Goal of the exercise
Lines containing "structured" are to be counted. Give the number and nothing more.

[Records contained in a dataset]
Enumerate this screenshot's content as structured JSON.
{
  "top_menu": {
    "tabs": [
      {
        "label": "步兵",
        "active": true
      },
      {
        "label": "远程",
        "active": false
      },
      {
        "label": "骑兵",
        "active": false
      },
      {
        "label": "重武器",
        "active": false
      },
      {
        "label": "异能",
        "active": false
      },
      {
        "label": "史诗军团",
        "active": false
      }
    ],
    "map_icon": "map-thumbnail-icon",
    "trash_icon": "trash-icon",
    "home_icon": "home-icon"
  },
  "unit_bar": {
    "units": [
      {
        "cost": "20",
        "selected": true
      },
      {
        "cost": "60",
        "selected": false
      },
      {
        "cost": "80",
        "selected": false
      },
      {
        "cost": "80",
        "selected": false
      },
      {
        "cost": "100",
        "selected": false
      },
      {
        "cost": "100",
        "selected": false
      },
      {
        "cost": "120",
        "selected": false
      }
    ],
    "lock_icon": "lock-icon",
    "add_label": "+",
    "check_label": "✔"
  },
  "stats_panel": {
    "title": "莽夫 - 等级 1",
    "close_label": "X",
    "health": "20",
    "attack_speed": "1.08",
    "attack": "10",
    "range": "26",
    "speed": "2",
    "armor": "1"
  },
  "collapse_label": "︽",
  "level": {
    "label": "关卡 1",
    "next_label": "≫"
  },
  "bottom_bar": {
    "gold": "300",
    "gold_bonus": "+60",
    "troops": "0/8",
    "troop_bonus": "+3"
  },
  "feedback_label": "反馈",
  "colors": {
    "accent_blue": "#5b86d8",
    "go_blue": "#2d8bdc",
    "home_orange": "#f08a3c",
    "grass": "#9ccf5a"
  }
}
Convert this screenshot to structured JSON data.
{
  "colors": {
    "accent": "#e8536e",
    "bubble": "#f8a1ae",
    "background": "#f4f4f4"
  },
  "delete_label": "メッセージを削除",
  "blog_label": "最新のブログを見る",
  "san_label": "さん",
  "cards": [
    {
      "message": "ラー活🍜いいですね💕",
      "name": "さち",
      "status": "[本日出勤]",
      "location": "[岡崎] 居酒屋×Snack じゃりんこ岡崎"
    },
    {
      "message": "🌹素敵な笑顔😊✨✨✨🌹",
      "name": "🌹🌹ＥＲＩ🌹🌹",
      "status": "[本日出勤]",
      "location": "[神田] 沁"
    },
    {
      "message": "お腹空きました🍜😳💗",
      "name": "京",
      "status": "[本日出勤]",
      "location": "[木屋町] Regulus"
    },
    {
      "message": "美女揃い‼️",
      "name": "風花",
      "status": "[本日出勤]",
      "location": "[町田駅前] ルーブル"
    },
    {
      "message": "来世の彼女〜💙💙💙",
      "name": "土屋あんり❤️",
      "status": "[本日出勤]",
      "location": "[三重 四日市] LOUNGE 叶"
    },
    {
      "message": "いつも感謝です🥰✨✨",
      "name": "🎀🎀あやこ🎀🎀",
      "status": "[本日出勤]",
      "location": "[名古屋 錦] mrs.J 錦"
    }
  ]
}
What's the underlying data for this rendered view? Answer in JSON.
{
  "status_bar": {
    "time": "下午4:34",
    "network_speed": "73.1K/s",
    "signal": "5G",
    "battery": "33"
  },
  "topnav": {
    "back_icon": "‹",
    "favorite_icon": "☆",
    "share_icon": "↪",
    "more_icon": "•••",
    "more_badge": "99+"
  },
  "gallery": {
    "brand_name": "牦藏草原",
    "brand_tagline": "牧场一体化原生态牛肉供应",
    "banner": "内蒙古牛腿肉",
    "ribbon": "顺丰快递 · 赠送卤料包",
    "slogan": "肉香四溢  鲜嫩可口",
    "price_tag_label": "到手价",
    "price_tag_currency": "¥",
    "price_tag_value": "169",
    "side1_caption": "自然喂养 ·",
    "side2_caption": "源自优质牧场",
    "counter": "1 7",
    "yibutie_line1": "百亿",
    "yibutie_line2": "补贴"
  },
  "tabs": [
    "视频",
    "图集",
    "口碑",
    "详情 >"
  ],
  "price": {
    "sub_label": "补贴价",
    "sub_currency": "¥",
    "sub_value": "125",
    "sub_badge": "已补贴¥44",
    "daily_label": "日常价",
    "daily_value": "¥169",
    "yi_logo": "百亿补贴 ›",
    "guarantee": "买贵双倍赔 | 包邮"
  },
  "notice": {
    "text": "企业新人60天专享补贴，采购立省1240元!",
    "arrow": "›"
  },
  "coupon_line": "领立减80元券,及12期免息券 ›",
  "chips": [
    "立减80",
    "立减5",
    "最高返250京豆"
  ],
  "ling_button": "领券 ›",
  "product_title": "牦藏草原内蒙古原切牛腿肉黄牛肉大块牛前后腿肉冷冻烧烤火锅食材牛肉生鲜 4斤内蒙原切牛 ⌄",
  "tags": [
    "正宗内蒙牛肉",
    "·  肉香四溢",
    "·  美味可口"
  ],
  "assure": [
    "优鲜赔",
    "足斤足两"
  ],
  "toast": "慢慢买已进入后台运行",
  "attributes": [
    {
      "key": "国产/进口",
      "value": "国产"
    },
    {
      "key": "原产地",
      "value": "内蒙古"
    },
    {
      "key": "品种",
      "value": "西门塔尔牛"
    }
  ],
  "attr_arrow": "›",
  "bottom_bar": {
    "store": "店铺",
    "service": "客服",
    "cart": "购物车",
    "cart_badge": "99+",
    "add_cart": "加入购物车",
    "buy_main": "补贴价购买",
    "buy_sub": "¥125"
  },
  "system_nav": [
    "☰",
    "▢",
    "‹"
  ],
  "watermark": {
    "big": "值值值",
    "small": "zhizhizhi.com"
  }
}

Exercise output
2